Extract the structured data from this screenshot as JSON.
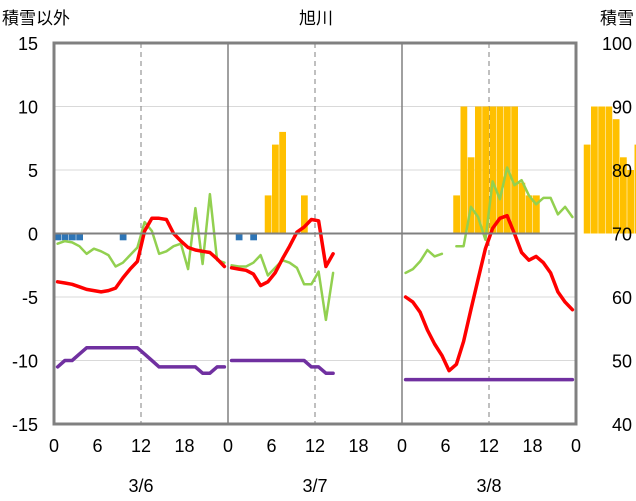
{
  "chart_data": {
    "type": "bar+line",
    "title": "旭川",
    "left_axis_label": "積雪以外",
    "right_axis_label": "積雪",
    "left_ylim": [
      -15,
      15
    ],
    "left_ticks": [
      "-15",
      "-10",
      "-5",
      "0",
      "5",
      "10",
      "15"
    ],
    "right_ylim": [
      40,
      100
    ],
    "right_ticks": [
      "40",
      "50",
      "60",
      "70",
      "80",
      "90",
      "100"
    ],
    "hour_ticks": [
      "0",
      "6",
      "12",
      "18",
      "0",
      "6",
      "12",
      "18",
      "0",
      "6",
      "12",
      "18",
      "0"
    ],
    "days": [
      "3/6",
      "3/7",
      "3/8"
    ],
    "grid": true,
    "colors": {
      "snowfall_bar": "#FFC000",
      "precip_bar": "#2E75B6",
      "temperature": "#FF0000",
      "wind": "#92D050",
      "snow_depth": "#7030A0",
      "axis": "#808080"
    },
    "series": {
      "snowfall_bars": {
        "x": [
          29,
          30,
          31,
          34,
          55,
          56,
          57,
          58,
          59,
          60,
          61,
          62,
          63,
          64,
          65,
          66,
          73,
          74,
          75,
          76,
          77,
          78,
          79,
          80
        ],
        "values": [
          3,
          7,
          8,
          3,
          3,
          10,
          6,
          10,
          10,
          10,
          10,
          10,
          10,
          4,
          3,
          3,
          7,
          10,
          10,
          10,
          9,
          6,
          5,
          7
        ]
      },
      "precip_bars": {
        "x": [
          0,
          1,
          2,
          3,
          4,
          5,
          6,
          7,
          8,
          9,
          10,
          11,
          12,
          13,
          14,
          15,
          16,
          17,
          18,
          19,
          20,
          21,
          22,
          23,
          24,
          25,
          26,
          27,
          28,
          29,
          30,
          31,
          32,
          33,
          34,
          35,
          36,
          37,
          38,
          39,
          40,
          41,
          42,
          43,
          44,
          45,
          46,
          47,
          48,
          49,
          50,
          51,
          52,
          53,
          54,
          55,
          56,
          57,
          58,
          59,
          60,
          61,
          62,
          63,
          64,
          65,
          66,
          67,
          68,
          69,
          70,
          71,
          72,
          73,
          74,
          75,
          76,
          77,
          78,
          79,
          80,
          81,
          82,
          83,
          84,
          85,
          86,
          87,
          88,
          89,
          90,
          91,
          92,
          93,
          94,
          95,
          96,
          97,
          98,
          99
        ],
        "values": [
          -0.3,
          -0.3,
          -0.3,
          -0.3,
          0,
          0,
          0,
          0,
          0,
          -0.3,
          0,
          0,
          0,
          0,
          0,
          0,
          0,
          0,
          0,
          0,
          0,
          0,
          0,
          0,
          0,
          -0.3,
          0,
          -0.3,
          0,
          0,
          0,
          0,
          0,
          0,
          0,
          0,
          0,
          0,
          0,
          0,
          0,
          0,
          0,
          0,
          0,
          0,
          0,
          0,
          0,
          0,
          0,
          0,
          0,
          0,
          0,
          0,
          0,
          0,
          0,
          0,
          0,
          0,
          0,
          0,
          0,
          0,
          0,
          0,
          0,
          0,
          0,
          0,
          0,
          0,
          0,
          0,
          0,
          0,
          0,
          0,
          0,
          0,
          0,
          0,
          0,
          0,
          0,
          0,
          0,
          0,
          0,
          0,
          0,
          0,
          0,
          0,
          0,
          0,
          0,
          0
        ]
      },
      "temperature": {
        "day1": [
          -3.8,
          -3.9,
          -4.0,
          -4.2,
          -4.4,
          -4.5,
          -4.6,
          -4.5,
          -4.3,
          -3.5,
          -2.8,
          -2.2,
          0.2,
          1.2,
          1.2,
          1.1,
          0.0,
          -0.6,
          -1.1,
          -1.3,
          -1.4,
          -1.5,
          -2.0,
          -2.6
        ],
        "day2": [
          -2.7,
          -2.8,
          -2.9,
          -3.2,
          -4.1,
          -3.8,
          -3.1,
          -2.0,
          -1.0,
          0.1,
          0.5,
          1.1,
          1.0,
          -2.6,
          -1.6
        ],
        "day3": [
          -5.0,
          -5.4,
          -6.2,
          -7.6,
          -8.7,
          -9.6,
          -10.8,
          -10.3,
          -8.5,
          -6.0,
          -3.6,
          -1.2,
          0.4,
          1.2,
          1.4,
          0.0,
          -1.5,
          -2.1,
          -1.8,
          -2.3,
          -3.1,
          -4.6,
          -5.4,
          -6.0
        ]
      },
      "wind": {
        "day1": [
          -0.8,
          -0.6,
          -0.7,
          -1.0,
          -1.6,
          -1.2,
          -1.4,
          -1.7,
          -2.6,
          -2.3,
          -1.7,
          -1.1,
          0.9,
          0.2,
          -1.6,
          -1.4,
          -1.0,
          -0.8,
          -2.8,
          2.0,
          -2.4,
          3.1,
          -2.1,
          -2.3
        ],
        "day2": [
          -2.5,
          -2.6,
          -2.6,
          -2.3,
          -1.7,
          -3.3,
          -2.7,
          -2.1,
          -2.3,
          -2.7,
          -4.0,
          -4.0,
          -3.0,
          -6.8,
          -3.1
        ],
        "day3": [
          -3.1,
          -2.8,
          -2.2,
          -1.3,
          -1.8,
          -1.6,
          null,
          -1.0,
          -1.0,
          2.1,
          1.3,
          -0.5,
          4.1,
          2.7,
          5.2,
          3.8,
          4.2,
          3.0,
          2.3,
          2.8,
          2.8,
          1.5,
          2.1,
          1.3
        ]
      },
      "snow_depth": {
        "day1": [
          49,
          50,
          50,
          51,
          52,
          52,
          52,
          52,
          52,
          52,
          52,
          52,
          51,
          50,
          49,
          49,
          49,
          49,
          49,
          49,
          48,
          48,
          49,
          49
        ],
        "day2": [
          50,
          50,
          50,
          50,
          50,
          50,
          50,
          50,
          50,
          50,
          50,
          49,
          49,
          48,
          48
        ],
        "day3": [
          47,
          47,
          47,
          47,
          47,
          47,
          47,
          47,
          47,
          47,
          47,
          47,
          47,
          47,
          47,
          47,
          47,
          47,
          47,
          47,
          47,
          47,
          47,
          47
        ]
      }
    }
  }
}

-------

- [Stated problem]: Write the full listing out again with every line unchanged, but include no pictures.

- [Solution to this task]:
Extract the structured data from this screenshot as JSON.
{
  "chart_data": {
    "type": "bar+line",
    "title": "旭川",
    "left_axis_label": "積雪以外",
    "right_axis_label": "積雪",
    "left_ylim": [
      -15,
      15
    ],
    "left_ticks": [
      "-15",
      "-10",
      "-5",
      "0",
      "5",
      "10",
      "15"
    ],
    "right_ylim": [
      40,
      100
    ],
    "right_ticks": [
      "40",
      "50",
      "60",
      "70",
      "80",
      "90",
      "100"
    ],
    "hour_ticks": [
      "0",
      "6",
      "12",
      "18",
      "0",
      "6",
      "12",
      "18",
      "0",
      "6",
      "12",
      "18",
      "0"
    ],
    "days": [
      "3/6",
      "3/7",
      "3/8"
    ],
    "grid": true,
    "colors": {
      "snowfall_bar": "#FFC000",
      "precip_bar": "#2E75B6",
      "temperature": "#FF0000",
      "wind": "#92D050",
      "snow_depth": "#7030A0",
      "axis": "#808080"
    },
    "series": {
      "snowfall_bars": {
        "x": [
          29,
          30,
          31,
          34,
          55,
          56,
          57,
          58,
          59,
          60,
          61,
          62,
          63,
          64,
          65,
          66,
          73,
          74,
          75,
          76,
          77,
          78,
          79,
          80
        ],
        "values": [
          3,
          7,
          8,
          3,
          3,
          10,
          6,
          10,
          10,
          10,
          10,
          10,
          10,
          4,
          3,
          3,
          7,
          10,
          10,
          10,
          9,
          6,
          5,
          7
        ]
      },
      "precip_bars": {
        "x": [
          0,
          1,
          2,
          3,
          4,
          5,
          6,
          7,
          8,
          9,
          10,
          11,
          12,
          13,
          14,
          15,
          16,
          17,
          18,
          19,
          20,
          21,
          22,
          23,
          24,
          25,
          26,
          27,
          28,
          29,
          30,
          31,
          32,
          33,
          34,
          35,
          36,
          37,
          38,
          39,
          40,
          41,
          42,
          43,
          44,
          45,
          46,
          47,
          48,
          49,
          50,
          51,
          52,
          53,
          54,
          55,
          56,
          57,
          58,
          59,
          60,
          61,
          62,
          63,
          64,
          65,
          66,
          67,
          68,
          69,
          70,
          71,
          72,
          73,
          74,
          75,
          76,
          77,
          78,
          79,
          80,
          81,
          82,
          83,
          84,
          85,
          86,
          87,
          88,
          89,
          90,
          91,
          92,
          93,
          94,
          95,
          96,
          97,
          98,
          99
        ],
        "values": [
          -0.3,
          -0.3,
          -0.3,
          -0.3,
          0,
          0,
          0,
          0,
          0,
          -0.3,
          0,
          0,
          0,
          0,
          0,
          0,
          0,
          0,
          0,
          0,
          0,
          0,
          0,
          0,
          0,
          -0.3,
          0,
          -0.3,
          0,
          0,
          0,
          0,
          0,
          0,
          0,
          0,
          0,
          0,
          0,
          0,
          0,
          0,
          0,
          0,
          0,
          0,
          0,
          0,
          0,
          0,
          0,
          0,
          0,
          0,
          0,
          0,
          0,
          0,
          0,
          0,
          0,
          0,
          0,
          0,
          0,
          0,
          0,
          0,
          0,
          0,
          0,
          0,
          0,
          0,
          0,
          0,
          0,
          0,
          0,
          0,
          0,
          0,
          0,
          0,
          0,
          0,
          0,
          0,
          0,
          0,
          0,
          0,
          0,
          0,
          0,
          0,
          0,
          0,
          0,
          0
        ]
      },
      "temperature": {
        "day1": [
          -3.8,
          -3.9,
          -4.0,
          -4.2,
          -4.4,
          -4.5,
          -4.6,
          -4.5,
          -4.3,
          -3.5,
          -2.8,
          -2.2,
          0.2,
          1.2,
          1.2,
          1.1,
          0.0,
          -0.6,
          -1.1,
          -1.3,
          -1.4,
          -1.5,
          -2.0,
          -2.6
        ],
        "day2": [
          -2.7,
          -2.8,
          -2.9,
          -3.2,
          -4.1,
          -3.8,
          -3.1,
          -2.0,
          -1.0,
          0.1,
          0.5,
          1.1,
          1.0,
          -2.6,
          -1.6
        ],
        "day3": [
          -5.0,
          -5.4,
          -6.2,
          -7.6,
          -8.7,
          -9.6,
          -10.8,
          -10.3,
          -8.5,
          -6.0,
          -3.6,
          -1.2,
          0.4,
          1.2,
          1.4,
          0.0,
          -1.5,
          -2.1,
          -1.8,
          -2.3,
          -3.1,
          -4.6,
          -5.4,
          -6.0
        ]
      },
      "wind": {
        "day1": [
          -0.8,
          -0.6,
          -0.7,
          -1.0,
          -1.6,
          -1.2,
          -1.4,
          -1.7,
          -2.6,
          -2.3,
          -1.7,
          -1.1,
          0.9,
          0.2,
          -1.6,
          -1.4,
          -1.0,
          -0.8,
          -2.8,
          2.0,
          -2.4,
          3.1,
          -2.1,
          -2.3
        ],
        "day2": [
          -2.5,
          -2.6,
          -2.6,
          -2.3,
          -1.7,
          -3.3,
          -2.7,
          -2.1,
          -2.3,
          -2.7,
          -4.0,
          -4.0,
          -3.0,
          -6.8,
          -3.1
        ],
        "day3": [
          -3.1,
          -2.8,
          -2.2,
          -1.3,
          -1.8,
          -1.6,
          null,
          -1.0,
          -1.0,
          2.1,
          1.3,
          -0.5,
          4.1,
          2.7,
          5.2,
          3.8,
          4.2,
          3.0,
          2.3,
          2.8,
          2.8,
          1.5,
          2.1,
          1.3
        ]
      },
      "snow_depth": {
        "day1": [
          49,
          50,
          50,
          51,
          52,
          52,
          52,
          52,
          52,
          52,
          52,
          52,
          51,
          50,
          49,
          49,
          49,
          49,
          49,
          49,
          48,
          48,
          49,
          49
        ],
        "day2": [
          50,
          50,
          50,
          50,
          50,
          50,
          50,
          50,
          50,
          50,
          50,
          49,
          49,
          48,
          48
        ],
        "day3": [
          47,
          47,
          47,
          47,
          47,
          47,
          47,
          47,
          47,
          47,
          47,
          47,
          47,
          47,
          47,
          47,
          47,
          47,
          47,
          47,
          47,
          47,
          47,
          47
        ]
      }
    }
  }
}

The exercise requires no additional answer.